*EXERCISE DIRECTIONS*. Select, from the material below, each line with "structured" in it.

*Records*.
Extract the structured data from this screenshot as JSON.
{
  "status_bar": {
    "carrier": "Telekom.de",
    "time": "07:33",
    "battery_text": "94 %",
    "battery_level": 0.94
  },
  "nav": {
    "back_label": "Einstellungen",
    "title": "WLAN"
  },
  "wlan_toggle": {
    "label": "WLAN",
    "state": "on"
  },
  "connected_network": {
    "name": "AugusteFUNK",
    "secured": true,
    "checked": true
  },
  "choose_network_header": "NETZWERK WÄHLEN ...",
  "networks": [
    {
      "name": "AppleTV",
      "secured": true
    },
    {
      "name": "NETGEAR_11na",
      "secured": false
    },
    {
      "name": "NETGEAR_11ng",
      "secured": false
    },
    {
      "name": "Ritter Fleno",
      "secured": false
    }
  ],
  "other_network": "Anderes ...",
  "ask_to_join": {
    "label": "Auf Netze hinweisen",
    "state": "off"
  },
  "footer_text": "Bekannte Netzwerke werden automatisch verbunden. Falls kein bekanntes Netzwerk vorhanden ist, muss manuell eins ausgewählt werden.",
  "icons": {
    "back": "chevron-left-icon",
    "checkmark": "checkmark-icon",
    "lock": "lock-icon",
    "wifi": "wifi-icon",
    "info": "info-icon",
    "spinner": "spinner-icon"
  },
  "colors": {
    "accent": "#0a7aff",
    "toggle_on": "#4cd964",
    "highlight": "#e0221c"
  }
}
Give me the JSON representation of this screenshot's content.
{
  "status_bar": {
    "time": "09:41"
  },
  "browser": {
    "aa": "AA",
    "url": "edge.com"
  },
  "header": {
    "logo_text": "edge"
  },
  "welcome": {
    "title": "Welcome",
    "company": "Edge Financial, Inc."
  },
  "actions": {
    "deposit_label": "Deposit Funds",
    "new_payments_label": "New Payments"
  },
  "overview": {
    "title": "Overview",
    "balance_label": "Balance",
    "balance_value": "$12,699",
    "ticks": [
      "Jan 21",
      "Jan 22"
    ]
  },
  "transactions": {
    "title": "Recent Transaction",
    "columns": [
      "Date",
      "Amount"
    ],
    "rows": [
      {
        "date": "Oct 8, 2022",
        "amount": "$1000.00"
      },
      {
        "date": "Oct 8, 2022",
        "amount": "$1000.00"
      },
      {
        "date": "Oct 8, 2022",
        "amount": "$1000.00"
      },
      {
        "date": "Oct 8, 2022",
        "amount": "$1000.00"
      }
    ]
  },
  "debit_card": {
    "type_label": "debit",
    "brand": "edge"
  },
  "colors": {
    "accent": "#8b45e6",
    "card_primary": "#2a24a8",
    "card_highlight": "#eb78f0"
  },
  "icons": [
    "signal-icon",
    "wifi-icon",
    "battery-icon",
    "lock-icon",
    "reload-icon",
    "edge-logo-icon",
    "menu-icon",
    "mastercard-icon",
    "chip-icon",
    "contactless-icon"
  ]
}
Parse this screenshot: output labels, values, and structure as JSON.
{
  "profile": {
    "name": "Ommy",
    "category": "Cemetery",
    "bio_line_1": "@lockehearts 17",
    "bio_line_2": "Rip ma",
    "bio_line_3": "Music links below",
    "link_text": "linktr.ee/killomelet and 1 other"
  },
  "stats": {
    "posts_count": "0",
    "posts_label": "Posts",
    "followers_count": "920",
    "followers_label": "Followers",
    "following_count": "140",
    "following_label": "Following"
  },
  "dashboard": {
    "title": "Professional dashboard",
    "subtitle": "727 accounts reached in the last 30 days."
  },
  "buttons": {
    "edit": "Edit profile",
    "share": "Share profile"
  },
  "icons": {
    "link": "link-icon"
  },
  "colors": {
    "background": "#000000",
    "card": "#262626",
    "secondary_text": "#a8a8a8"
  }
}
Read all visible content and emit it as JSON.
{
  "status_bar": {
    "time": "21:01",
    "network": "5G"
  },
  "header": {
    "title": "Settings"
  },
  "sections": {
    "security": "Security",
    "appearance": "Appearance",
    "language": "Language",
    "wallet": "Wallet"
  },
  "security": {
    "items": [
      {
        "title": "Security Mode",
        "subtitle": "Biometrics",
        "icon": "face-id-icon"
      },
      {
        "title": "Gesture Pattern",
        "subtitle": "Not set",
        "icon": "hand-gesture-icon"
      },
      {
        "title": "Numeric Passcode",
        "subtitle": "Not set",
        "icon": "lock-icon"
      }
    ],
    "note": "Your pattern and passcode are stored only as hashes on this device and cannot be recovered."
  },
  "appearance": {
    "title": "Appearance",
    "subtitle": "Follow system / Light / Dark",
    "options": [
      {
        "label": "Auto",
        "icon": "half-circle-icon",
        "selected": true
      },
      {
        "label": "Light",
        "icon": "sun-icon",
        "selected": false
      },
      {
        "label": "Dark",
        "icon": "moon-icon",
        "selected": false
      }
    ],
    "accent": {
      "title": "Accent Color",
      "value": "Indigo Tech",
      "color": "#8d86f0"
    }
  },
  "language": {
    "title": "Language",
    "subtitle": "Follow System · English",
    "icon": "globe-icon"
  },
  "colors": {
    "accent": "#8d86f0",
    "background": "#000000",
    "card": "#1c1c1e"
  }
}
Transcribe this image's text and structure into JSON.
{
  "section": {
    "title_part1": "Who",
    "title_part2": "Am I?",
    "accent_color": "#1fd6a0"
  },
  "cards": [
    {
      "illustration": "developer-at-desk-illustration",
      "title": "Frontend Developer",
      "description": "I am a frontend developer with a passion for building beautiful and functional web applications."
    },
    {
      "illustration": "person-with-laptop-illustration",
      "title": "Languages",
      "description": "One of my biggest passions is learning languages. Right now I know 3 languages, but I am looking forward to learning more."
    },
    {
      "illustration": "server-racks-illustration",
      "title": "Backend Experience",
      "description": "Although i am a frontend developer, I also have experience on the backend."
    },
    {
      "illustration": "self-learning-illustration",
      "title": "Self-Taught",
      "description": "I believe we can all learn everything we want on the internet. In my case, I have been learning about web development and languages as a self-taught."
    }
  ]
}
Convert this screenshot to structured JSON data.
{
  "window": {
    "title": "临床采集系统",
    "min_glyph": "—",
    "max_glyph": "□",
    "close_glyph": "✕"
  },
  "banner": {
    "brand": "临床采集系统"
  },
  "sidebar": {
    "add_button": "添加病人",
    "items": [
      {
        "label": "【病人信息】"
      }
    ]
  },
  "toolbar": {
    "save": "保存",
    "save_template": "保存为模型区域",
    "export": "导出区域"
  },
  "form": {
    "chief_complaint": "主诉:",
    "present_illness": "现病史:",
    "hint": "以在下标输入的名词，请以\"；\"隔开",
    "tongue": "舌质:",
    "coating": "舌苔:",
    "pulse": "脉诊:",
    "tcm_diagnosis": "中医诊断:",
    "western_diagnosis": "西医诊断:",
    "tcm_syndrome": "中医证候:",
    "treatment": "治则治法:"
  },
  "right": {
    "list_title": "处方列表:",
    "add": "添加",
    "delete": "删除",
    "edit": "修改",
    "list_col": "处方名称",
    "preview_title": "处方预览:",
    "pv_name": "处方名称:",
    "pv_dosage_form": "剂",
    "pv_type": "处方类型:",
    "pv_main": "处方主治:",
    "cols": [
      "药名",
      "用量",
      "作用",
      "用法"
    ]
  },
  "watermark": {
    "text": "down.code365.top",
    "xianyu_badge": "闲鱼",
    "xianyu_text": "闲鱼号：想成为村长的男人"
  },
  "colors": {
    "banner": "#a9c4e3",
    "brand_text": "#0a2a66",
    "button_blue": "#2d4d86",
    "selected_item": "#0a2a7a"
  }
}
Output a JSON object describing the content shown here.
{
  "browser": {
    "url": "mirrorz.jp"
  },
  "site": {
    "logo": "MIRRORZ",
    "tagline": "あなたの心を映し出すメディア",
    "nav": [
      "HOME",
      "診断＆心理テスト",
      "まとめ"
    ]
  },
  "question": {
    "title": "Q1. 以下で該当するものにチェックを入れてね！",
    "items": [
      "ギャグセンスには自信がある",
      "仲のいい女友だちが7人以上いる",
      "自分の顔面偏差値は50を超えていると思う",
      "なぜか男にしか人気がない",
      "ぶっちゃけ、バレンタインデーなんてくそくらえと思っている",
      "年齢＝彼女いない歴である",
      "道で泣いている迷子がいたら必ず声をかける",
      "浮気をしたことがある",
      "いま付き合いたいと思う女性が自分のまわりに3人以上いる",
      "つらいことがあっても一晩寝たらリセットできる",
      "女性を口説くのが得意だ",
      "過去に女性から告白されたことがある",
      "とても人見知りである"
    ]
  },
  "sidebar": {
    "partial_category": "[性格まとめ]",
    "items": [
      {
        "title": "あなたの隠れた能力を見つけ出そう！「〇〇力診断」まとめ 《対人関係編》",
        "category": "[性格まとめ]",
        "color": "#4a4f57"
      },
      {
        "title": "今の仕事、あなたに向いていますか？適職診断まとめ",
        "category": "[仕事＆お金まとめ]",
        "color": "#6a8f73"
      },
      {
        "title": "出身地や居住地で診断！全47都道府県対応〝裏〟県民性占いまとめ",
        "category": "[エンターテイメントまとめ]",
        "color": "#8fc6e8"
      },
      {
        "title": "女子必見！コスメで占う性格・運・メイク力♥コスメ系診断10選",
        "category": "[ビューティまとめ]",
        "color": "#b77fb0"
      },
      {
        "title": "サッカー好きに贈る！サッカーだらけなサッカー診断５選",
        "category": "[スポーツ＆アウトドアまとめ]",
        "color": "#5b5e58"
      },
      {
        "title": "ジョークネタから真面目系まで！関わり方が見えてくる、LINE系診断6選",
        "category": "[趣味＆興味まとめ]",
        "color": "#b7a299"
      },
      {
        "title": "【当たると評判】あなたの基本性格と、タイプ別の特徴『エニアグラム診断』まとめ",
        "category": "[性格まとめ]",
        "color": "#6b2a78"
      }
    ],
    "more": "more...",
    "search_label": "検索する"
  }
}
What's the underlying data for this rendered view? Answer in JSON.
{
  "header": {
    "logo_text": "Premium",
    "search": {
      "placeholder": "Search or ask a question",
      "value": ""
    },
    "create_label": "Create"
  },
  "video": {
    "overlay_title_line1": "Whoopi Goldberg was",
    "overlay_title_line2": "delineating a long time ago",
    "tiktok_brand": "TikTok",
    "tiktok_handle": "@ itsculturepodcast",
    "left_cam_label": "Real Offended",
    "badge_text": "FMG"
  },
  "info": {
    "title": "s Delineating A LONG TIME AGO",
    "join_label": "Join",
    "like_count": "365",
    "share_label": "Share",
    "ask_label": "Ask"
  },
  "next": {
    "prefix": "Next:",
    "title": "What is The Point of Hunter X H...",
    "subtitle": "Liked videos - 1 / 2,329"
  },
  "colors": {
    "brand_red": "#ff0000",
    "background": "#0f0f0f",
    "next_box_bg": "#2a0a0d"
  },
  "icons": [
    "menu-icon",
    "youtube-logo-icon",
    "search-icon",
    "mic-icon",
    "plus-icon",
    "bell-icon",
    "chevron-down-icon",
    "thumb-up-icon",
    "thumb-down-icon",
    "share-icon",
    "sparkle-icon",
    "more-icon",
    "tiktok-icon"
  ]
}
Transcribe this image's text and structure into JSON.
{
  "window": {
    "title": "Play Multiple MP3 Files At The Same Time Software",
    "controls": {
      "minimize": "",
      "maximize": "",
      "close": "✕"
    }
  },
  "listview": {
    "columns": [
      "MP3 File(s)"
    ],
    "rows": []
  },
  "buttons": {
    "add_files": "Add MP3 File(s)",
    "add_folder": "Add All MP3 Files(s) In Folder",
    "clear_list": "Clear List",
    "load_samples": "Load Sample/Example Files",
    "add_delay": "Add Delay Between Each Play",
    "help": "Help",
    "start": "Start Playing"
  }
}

*TASK RESULT*.
Extract the structured data from this screenshot as JSON.
Convert this screenshot to structured JSON data.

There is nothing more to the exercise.